● **TASK STATEMENT**
Rewrite the lines between the one containing "- date-link[interactable]: January" and the one containing "- archive-link[interactable]: April", inclusive, renaming "share-target-label" to "target-caption" and leaving everything else unchanged.

(Spatial annotation entries)
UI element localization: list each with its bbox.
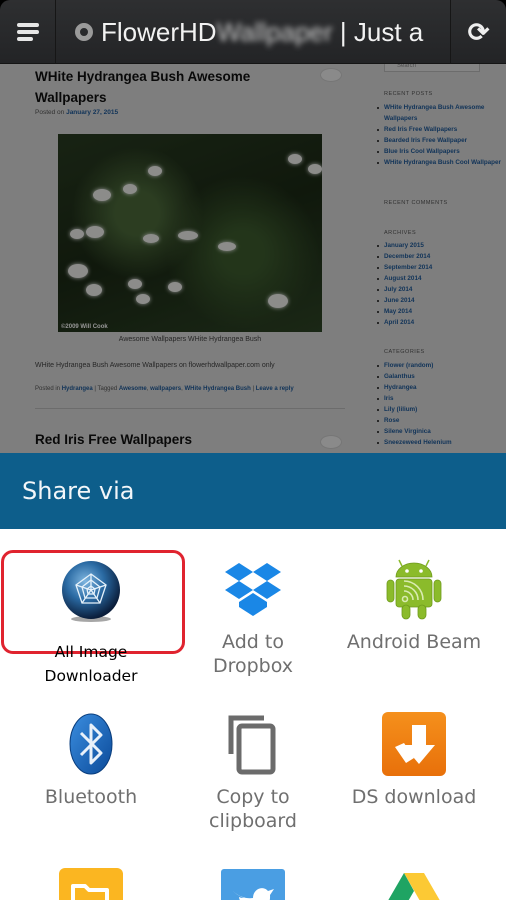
- date-link[interactable]: January 27, 2015: [66, 109, 118, 116]
- share-target-copy-to-clipboard[interactable]: Copy to clipboard: [169, 684, 337, 839]
- dropbox-icon: [225, 563, 281, 616]
- share-target-android-beam[interactable]: Android Beam: [330, 529, 498, 679]
- divider: [35, 408, 345, 409]
- share-target-label: Bluetooth: [44, 786, 138, 808]
- share-target-label: DS download: [351, 786, 477, 808]
- category-link[interactable]: Silene Virginica: [377, 426, 502, 437]
- search-input[interactable]: Search: [384, 64, 480, 72]
- archives-list: January 2015 December 2014 September 201…: [377, 240, 502, 328]
- category-link[interactable]: Sneezeweed Helenium: [377, 437, 502, 448]
- archive-link[interactable]: September 2014: [377, 262, 502, 273]
- tag-link[interactable]: wallpapers: [150, 386, 181, 392]
- archive-link[interactable]: April 2014: [377, 317, 502, 328]
- reload-button[interactable]: ⟳: [450, 0, 506, 64]
- archive-link[interactable]: May 2014: [377, 306, 502, 317]
- categories-list: Flower (random) Galanthus Hydrangea Iris…: [377, 360, 502, 448]
- share-target-ds-download[interactable]: DS download: [330, 684, 498, 839]
- share-target-file-manager[interactable]: [7, 839, 175, 900]
- globe-icon: [75, 23, 93, 41]
- menu-button[interactable]: [0, 0, 56, 64]
- comment-bubble-icon[interactable]: [320, 68, 342, 82]
- url-bar[interactable]: FlowerHDWallpaper | Just a: [57, 0, 449, 64]
- comment-bubble-icon[interactable]: [320, 435, 342, 449]
- share-target-all-image-downloader[interactable]: All Image Downloader: [7, 529, 175, 685]
- image-caption: Awesome Wallpapers WHite Hydrangea Bush: [118, 336, 262, 343]
- category-link[interactable]: Iris: [377, 393, 502, 404]
- reload-icon: ⟳: [467, 16, 490, 47]
- share-target-label: Copy to clipboard: [209, 786, 297, 832]
- post-date: Posted on January 27, 2015: [35, 109, 119, 116]
- categories-heading: CATEGORIES: [384, 349, 425, 355]
- tag-link[interactable]: Awesome: [119, 386, 147, 392]
- webpage: WHite Hydrangea Bush Awesome Wallpapers …: [0, 64, 506, 454]
- recent-comments-heading: RECENT COMMENTS: [384, 200, 448, 206]
- share-sheet-header: Share via: [0, 453, 506, 529]
- share-target-label: Android Beam: [346, 631, 482, 653]
- archive-link[interactable]: December 2014: [377, 251, 502, 262]
- archive-link[interactable]: July 2014: [377, 284, 502, 295]
- category-link[interactable]: Flower (random): [377, 360, 502, 371]
- recent-post-link[interactable]: Bearded Iris Free Wallpaper: [377, 135, 502, 146]
- recent-post-link[interactable]: Red Iris Free Wallpapers: [377, 124, 502, 135]
- share-sheet-title: Share via: [22, 477, 135, 505]
- share-target-label: Add to Dropbox: [212, 631, 294, 677]
- share-target-add-to-dropbox[interactable]: Add to Dropbox: [169, 529, 337, 679]
- share-target-label: All Image Downloader: [44, 643, 138, 685]
- share-target-bluetooth[interactable]: Bluetooth: [7, 684, 175, 839]
- recent-post-link[interactable]: Blue Iris Cool Wallpapers: [377, 146, 502, 157]
- page-title: FlowerHDWallpaper | Just a: [101, 16, 424, 47]
- tag-link[interactable]: WHite Hydrangea Bush: [184, 386, 250, 392]
- copy-icon: [228, 715, 276, 775]
- post-title[interactable]: WHite Hydrangea Bush Awesome Wallpapers: [35, 66, 295, 108]
- bluetooth-icon: [69, 713, 113, 775]
- archives-heading: ARCHIVES: [384, 230, 417, 236]
- ds-download-icon: [382, 712, 446, 776]
- browser-toolbar: FlowerHDWallpaper | Just a ⟳: [0, 0, 506, 64]
- google-drive-icon: [388, 873, 440, 900]
- post-excerpt: WHite Hydrangea Bush Awesome Wallpapers …: [35, 362, 275, 369]
- share-sheet: All Image Downloader Add to Dropbox Andr…: [0, 529, 506, 900]
- archive-link[interactable]: June 2014: [377, 295, 502, 306]
- archive-link[interactable]: January 2015: [377, 240, 502, 251]
- archive-link[interactable]: August 2014: [377, 273, 502, 284]
- post-image[interactable]: ©2009 Will Cook: [58, 134, 322, 332]
- file-manager-icon: [59, 868, 123, 900]
- share-target-google-drive[interactable]: [330, 839, 498, 900]
- image-credit: ©2009 Will Cook: [61, 324, 108, 330]
- twitter-icon: [221, 869, 285, 900]
- post-title[interactable]: Red Iris Free Wallpapers: [35, 432, 192, 447]
- share-target-twitter[interactable]: [169, 839, 337, 900]
- recent-post-link[interactable]: WHite Hydrangea Bush Awesome Wallpapers: [377, 102, 502, 124]
- category-link[interactable]: Hydrangea: [377, 382, 502, 393]
- recent-post-link[interactable]: WHite Hydrangea Bush Cool Wallpaper: [377, 157, 502, 168]
- recent-posts-heading: RECENT POSTS: [384, 91, 433, 97]
- leave-reply-link[interactable]: Leave a reply: [256, 386, 294, 392]
- android-beam-icon: [386, 559, 442, 620]
- category-link[interactable]: Hydrangea: [62, 386, 93, 392]
- hamburger-menu-icon: [16, 20, 39, 44]
- category-link[interactable]: Galanthus: [377, 371, 502, 382]
- post-meta: Posted in Hydrangea | Tagged Awesome, wa…: [35, 386, 294, 392]
- category-link[interactable]: Lily (lilium): [377, 404, 502, 415]
- spider-web-globe-icon: [62, 561, 120, 622]
- category-link[interactable]: Rose: [377, 415, 502, 426]
- recent-posts-list: WHite Hydrangea Bush Awesome Wallpapers …: [377, 102, 502, 168]
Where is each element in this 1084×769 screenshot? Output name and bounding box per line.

● **TASK RESPONSE**
- date-link[interactable]: January 27, 2015: [66, 109, 118, 116]
- share-target-copy-to-clipboard[interactable]: Copy to clipboard: [169, 684, 337, 839]
- dropbox-icon: [225, 563, 281, 616]
- share-target-android-beam[interactable]: Android Beam: [330, 529, 498, 679]
- divider: [35, 408, 345, 409]
- target-caption: Bluetooth: [44, 786, 138, 808]
- target-caption: DS download: [351, 786, 477, 808]
- category-link[interactable]: Silene Virginica: [377, 426, 502, 437]
- search-input[interactable]: Search: [384, 64, 480, 72]
- archives-list: January 2015 December 2014 September 201…: [377, 240, 502, 328]
- category-link[interactable]: Sneezeweed Helenium: [377, 437, 502, 448]
- archive-link[interactable]: September 2014: [377, 262, 502, 273]
- tag-link[interactable]: wallpapers: [150, 386, 181, 392]
- archive-link[interactable]: April 2014: [377, 317, 502, 328]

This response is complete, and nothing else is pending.